=== Section Start ===

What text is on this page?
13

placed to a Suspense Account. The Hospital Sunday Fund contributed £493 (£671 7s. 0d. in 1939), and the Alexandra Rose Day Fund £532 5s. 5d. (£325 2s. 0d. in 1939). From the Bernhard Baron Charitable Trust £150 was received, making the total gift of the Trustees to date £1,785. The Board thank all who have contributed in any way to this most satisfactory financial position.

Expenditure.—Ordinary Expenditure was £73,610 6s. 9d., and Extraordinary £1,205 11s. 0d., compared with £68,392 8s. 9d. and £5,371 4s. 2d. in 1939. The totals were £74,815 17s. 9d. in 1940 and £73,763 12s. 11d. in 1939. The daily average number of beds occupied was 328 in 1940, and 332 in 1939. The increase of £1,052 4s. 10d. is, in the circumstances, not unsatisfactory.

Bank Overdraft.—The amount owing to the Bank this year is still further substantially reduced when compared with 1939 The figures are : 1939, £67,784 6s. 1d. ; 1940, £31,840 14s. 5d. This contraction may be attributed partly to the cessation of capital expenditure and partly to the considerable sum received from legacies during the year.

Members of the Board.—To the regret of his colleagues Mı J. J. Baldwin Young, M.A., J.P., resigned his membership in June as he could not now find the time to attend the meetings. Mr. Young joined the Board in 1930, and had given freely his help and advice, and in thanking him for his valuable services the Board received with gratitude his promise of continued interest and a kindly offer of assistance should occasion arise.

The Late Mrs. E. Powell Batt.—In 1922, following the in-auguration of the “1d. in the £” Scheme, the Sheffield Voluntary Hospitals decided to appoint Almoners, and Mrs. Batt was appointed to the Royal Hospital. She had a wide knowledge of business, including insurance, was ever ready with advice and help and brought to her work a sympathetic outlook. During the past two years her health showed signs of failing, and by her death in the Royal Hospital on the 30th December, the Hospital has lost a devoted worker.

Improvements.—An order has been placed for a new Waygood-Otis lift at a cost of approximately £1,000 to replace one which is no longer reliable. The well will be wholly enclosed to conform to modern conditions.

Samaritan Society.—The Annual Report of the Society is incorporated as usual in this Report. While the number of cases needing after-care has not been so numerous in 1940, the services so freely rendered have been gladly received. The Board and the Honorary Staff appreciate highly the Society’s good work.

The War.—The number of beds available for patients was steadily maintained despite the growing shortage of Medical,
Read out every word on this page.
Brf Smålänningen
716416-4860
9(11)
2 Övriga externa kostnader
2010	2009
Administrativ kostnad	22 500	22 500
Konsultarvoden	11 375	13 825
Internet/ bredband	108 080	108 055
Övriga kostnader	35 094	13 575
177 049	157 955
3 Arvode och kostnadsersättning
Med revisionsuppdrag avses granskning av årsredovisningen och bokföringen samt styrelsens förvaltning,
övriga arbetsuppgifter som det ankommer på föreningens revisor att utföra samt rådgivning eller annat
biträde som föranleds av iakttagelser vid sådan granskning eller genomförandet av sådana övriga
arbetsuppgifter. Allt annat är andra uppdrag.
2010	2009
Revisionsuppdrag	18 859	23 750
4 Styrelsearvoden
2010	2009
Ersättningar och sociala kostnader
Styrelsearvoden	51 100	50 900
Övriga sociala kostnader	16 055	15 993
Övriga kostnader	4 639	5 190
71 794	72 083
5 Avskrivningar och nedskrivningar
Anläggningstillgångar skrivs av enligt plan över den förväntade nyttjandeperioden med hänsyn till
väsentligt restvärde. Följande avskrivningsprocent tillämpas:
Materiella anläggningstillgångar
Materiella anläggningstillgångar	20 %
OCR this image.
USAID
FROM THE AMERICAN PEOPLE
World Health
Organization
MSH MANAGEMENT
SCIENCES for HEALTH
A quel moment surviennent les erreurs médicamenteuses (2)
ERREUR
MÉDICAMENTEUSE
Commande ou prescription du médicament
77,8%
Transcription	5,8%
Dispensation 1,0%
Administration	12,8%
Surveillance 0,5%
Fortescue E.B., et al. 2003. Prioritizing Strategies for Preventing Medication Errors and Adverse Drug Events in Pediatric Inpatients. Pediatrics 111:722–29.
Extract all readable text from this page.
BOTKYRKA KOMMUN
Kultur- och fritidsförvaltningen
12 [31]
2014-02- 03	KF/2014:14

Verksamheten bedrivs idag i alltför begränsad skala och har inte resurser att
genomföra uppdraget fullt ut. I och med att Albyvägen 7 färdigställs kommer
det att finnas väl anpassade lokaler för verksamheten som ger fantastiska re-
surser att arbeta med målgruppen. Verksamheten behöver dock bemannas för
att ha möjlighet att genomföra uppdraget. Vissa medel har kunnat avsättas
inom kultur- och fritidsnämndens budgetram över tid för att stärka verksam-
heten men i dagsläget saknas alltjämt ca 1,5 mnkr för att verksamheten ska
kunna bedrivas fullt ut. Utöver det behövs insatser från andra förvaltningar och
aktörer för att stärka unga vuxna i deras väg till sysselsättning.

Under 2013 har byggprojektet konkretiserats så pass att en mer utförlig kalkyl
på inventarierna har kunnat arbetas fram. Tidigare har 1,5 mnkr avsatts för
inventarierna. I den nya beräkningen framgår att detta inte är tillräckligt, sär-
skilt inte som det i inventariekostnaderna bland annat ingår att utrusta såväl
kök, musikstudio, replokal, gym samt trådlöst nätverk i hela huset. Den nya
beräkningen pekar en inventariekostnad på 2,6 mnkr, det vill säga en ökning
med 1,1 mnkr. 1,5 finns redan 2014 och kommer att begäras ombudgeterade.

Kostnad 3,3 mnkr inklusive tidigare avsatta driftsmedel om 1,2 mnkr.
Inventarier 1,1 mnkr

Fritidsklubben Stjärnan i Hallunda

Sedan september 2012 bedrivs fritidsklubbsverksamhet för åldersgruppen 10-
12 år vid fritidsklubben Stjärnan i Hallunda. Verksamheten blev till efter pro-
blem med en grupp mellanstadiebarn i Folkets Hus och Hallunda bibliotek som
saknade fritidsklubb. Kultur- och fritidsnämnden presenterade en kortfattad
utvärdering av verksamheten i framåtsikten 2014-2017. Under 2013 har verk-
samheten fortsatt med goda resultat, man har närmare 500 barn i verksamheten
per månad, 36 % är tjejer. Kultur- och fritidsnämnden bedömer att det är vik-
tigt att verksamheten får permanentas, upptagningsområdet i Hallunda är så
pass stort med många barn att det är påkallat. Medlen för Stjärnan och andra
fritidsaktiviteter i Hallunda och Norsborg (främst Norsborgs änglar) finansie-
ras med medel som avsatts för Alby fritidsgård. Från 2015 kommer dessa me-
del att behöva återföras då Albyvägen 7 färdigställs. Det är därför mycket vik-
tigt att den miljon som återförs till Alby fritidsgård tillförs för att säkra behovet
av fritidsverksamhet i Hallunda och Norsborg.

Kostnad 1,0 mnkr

=== Section End ===

### Work to complete
Copy out each record above exactly, leaving nothing out.

### Answer for this exercise
What text is on this page?
13

placed to a Suspense Account. The Hospital Sunday Fund contributed £493 (£671 7s. 0d. in 1939), and the Alexandra Rose Day Fund £532 5s. 5d. (£325 2s. 0d. in 1939). From the Bernhard Baron Charitable Trust £150 was received, making the total gift of the Trustees to date £1,785. The Board thank all who have contributed in any way to this most satisfactory financial position.

Expenditure.—Ordinary Expenditure was £73,610 6s. 9d., and Extraordinary £1,205 11s. 0d., compared with £68,392 8s. 9d. and £5,371 4s. 2d. in 1939. The totals were £74,815 17s. 9d. in 1940 and £73,763 12s. 11d. in 1939. The daily average number of beds occupied was 328 in 1940, and 332 in 1939. The increase of £1,052 4s. 10d. is, in the circumstances, not unsatisfactory.

Bank Overdraft.—The amount owing to the Bank this year is still further substantially reduced when compared with 1939 The figures are : 1939, £67,784 6s. 1d. ; 1940, £31,840 14s. 5d. This contraction may be attributed partly to the cessation of capital expenditure and partly to the considerable sum received from legacies during the year.

Members of the Board.—To the regret of his colleagues Mı J. J. Baldwin Young, M.A., J.P., resigned his membership in June as he could not now find the time to attend the meetings. Mr. Young joined the Board in 1930, and had given freely his help and advice, and in thanking him for his valuable services the Board received with gratitude his promise of continued interest and a kindly offer of assistance should occasion arise.

The Late Mrs. E. Powell Batt.—In 1922, following the in-auguration of the “1d. in the £” Scheme, the Sheffield Voluntary Hospitals decided to appoint Almoners, and Mrs. Batt was appointed to the Royal Hospital. She had a wide knowledge of business, including insurance, was ever ready with advice and help and brought to her work a sympathetic outlook. During the past two years her health showed signs of failing, and by her death in the Royal Hospital on the 30th December, the Hospital has lost a devoted worker.

Improvements.—An order has been placed for a new Waygood-Otis lift at a cost of approximately £1,000 to replace one which is no longer reliable. The well will be wholly enclosed to conform to modern conditions.

Samaritan Society.—The Annual Report of the Society is incorporated as usual in this Report. While the number of cases needing after-care has not been so numerous in 1940, the services so freely rendered have been gladly received. The Board and the Honorary Staff appreciate highly the Society’s good work.

The War.—The number of beds available for patients was steadily maintained despite the growing shortage of Medical,
Read out every word on this page.
Brf Smålänningen
716416-4860
9(11)
2 Övriga externa kostnader
2010	2009
Administrativ kostnad	22 500	22 500
Konsultarvoden	11 375	13 825
Internet/ bredband	108 080	108 055
Övriga kostnader	35 094	13 575
177 049	157 955
3 Arvode och kostnadsersättning
Med revisionsuppdrag avses granskning av årsredovisningen och bokföringen samt styrelsens förvaltning,
övriga arbetsuppgifter som det ankommer på föreningens revisor att utföra samt rådgivning eller annat
biträde som föranleds av iakttagelser vid sådan granskning eller genomförandet av sådana övriga
arbetsuppgifter. Allt annat är andra uppdrag.
2010	2009
Revisionsuppdrag	18 859	23 750
4 Styrelsearvoden
2010	2009
Ersättningar och sociala kostnader
Styrelsearvoden	51 100	50 900
Övriga sociala kostnader	16 055	15 993
Övriga kostnader	4 639	5 190
71 794	72 083
5 Avskrivningar och nedskrivningar
Anläggningstillgångar skrivs av enligt plan över den förväntade nyttjandeperioden med hänsyn till
väsentligt restvärde. Följande avskrivningsprocent tillämpas:
Materiella anläggningstillgångar
Materiella anläggningstillgångar	20 %
OCR this image.
USAID
FROM THE AMERICAN PEOPLE
World Health
Organization
MSH MANAGEMENT
SCIENCES for HEALTH
A quel moment surviennent les erreurs médicamenteuses (2)
ERREUR
MÉDICAMENTEUSE
Commande ou prescription du médicament
77,8%
Transcription	5,8%
Dispensation 1,0%
Administration	12,8%
Surveillance 0,5%
Fortescue E.B., et al. 2003. Prioritizing Strategies for Preventing Medication Errors and Adverse Drug Events in Pediatric Inpatients. Pediatrics 111:722–29.
Extract all readable text from this page.
BOTKYRKA KOMMUN
Kultur- och fritidsförvaltningen
12 [31]
2014-02- 03	KF/2014:14

Verksamheten bedrivs idag i alltför begränsad skala och har inte resurser att
genomföra uppdraget fullt ut. I och med att Albyvägen 7 färdigställs kommer
det att finnas väl anpassade lokaler för verksamheten som ger fantastiska re-
surser att arbeta med målgruppen. Verksamheten behöver dock bemannas för
att ha möjlighet att genomföra uppdraget. Vissa medel har kunnat avsättas
inom kultur- och fritidsnämndens budgetram över tid för att stärka verksam-
heten men i dagsläget saknas alltjämt ca 1,5 mnkr för att verksamheten ska
kunna bedrivas fullt ut. Utöver det behövs insatser från andra förvaltningar och
aktörer för att stärka unga vuxna i deras väg till sysselsättning.

Under 2013 har byggprojektet konkretiserats så pass att en mer utförlig kalkyl
på inventarierna har kunnat arbetas fram. Tidigare har 1,5 mnkr avsatts för
inventarierna. I den nya beräkningen framgår att detta inte är tillräckligt, sär-
skilt inte som det i inventariekostnaderna bland annat ingår att utrusta såväl
kök, musikstudio, replokal, gym samt trådlöst nätverk i hela huset. Den nya
beräkningen pekar en inventariekostnad på 2,6 mnkr, det vill säga en ökning
med 1,1 mnkr. 1,5 finns redan 2014 och kommer att begäras ombudgeterade.

Kostnad 3,3 mnkr inklusive tidigare avsatta driftsmedel om 1,2 mnkr.
Inventarier 1,1 mnkr

Fritidsklubben Stjärnan i Hallunda

Sedan september 2012 bedrivs fritidsklubbsverksamhet för åldersgruppen 10-
12 år vid fritidsklubben Stjärnan i Hallunda. Verksamheten blev till efter pro-
blem med en grupp mellanstadiebarn i Folkets Hus och Hallunda bibliotek som
saknade fritidsklubb. Kultur- och fritidsnämnden presenterade en kortfattad
utvärdering av verksamheten i framåtsikten 2014-2017. Under 2013 har verk-
samheten fortsatt med goda resultat, man har närmare 500 barn i verksamheten
per månad, 36 % är tjejer. Kultur- och fritidsnämnden bedömer att det är vik-
tigt att verksamheten får permanentas, upptagningsområdet i Hallunda är så
pass stort med många barn att det är påkallat. Medlen för Stjärnan och andra
fritidsaktiviteter i Hallunda och Norsborg (främst Norsborgs änglar) finansie-
ras med medel som avsatts för Alby fritidsgård. Från 2015 kommer dessa me-
del att behöva återföras då Albyvägen 7 färdigställs. Det är därför mycket vik-
tigt att den miljon som återförs till Alby fritidsgård tillförs för att säkra behovet
av fritidsverksamhet i Hallunda och Norsborg.

Kostnad 1,0 mnkr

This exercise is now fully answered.